Task directions: Below are records. Copy every line with "English" in it.

Material provided:
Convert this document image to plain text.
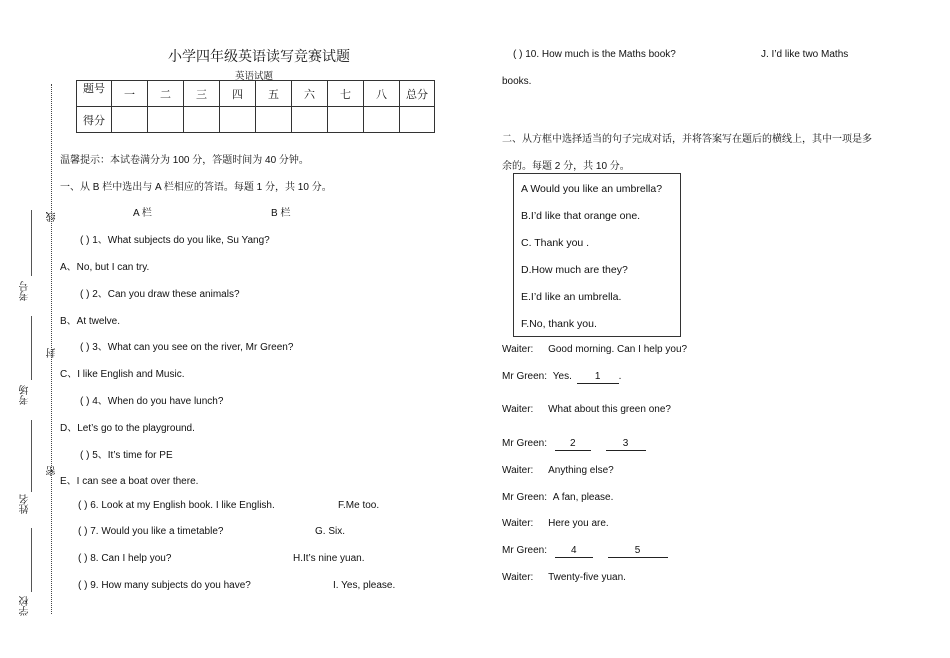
线
封
密
考号
考场
姓名
学校
小学四年级英语读写竞赛试题
英语试题
题号	一	二	三	四	五	六	七	八	总分
得分									
温馨提示：本试卷满分为 100 分，答题时间为 40 分钟。
一、从 B 栏中选出与 A 栏相应的答语。每题 1 分，共 10 分。
A 栏	B 栏
( ) 1、What subjects do you like, Su Yang?
A、No, but I can try.
( ) 2、Can you draw these animals?
B、At twelve.
( ) 3、What can you see on the river, Mr Green?
C、I like English and Music.
( ) 4、When do you have lunch?
D、Let’s go to the playground.
( ) 5、It’s time for PE
E、I can see a boat over there.
( ) 6. Look at my English book. I like English.	F.Me too.
( ) 7. Would you like a timetable?	G. Six.
( ) 8. Can I help you?	H.It’s nine yuan.
( ) 9. How many subjects do you have?	I. Yes, please.
( ) 10. How much is the Maths book?	J. I’d like two Maths
books.
二、从方框中选择适当的句子完成对话，并将答案写在题后的横线上，其中一项是多
余的。每题 2 分，共 10 分。
A Would you like an umbrella?
B.I’d like that orange one.
C. Thank you .
D.How much are they?
E.I’d like an umbrella.
F.No, thank you.
Waiter: Good morning. Can I help you?
Mr Green: Yes. 1 .
Waiter: What about this green one?
Mr Green: 2	3
Waiter: Anything else?
Mr Green: A fan, please.
Waiter: Here you are.
Mr Green: 4	5
Waiter: Twenty-five yuan.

Complete output:
C、I like English and Music.
( ) 6. Look at my English book. I like English.	F.Me too.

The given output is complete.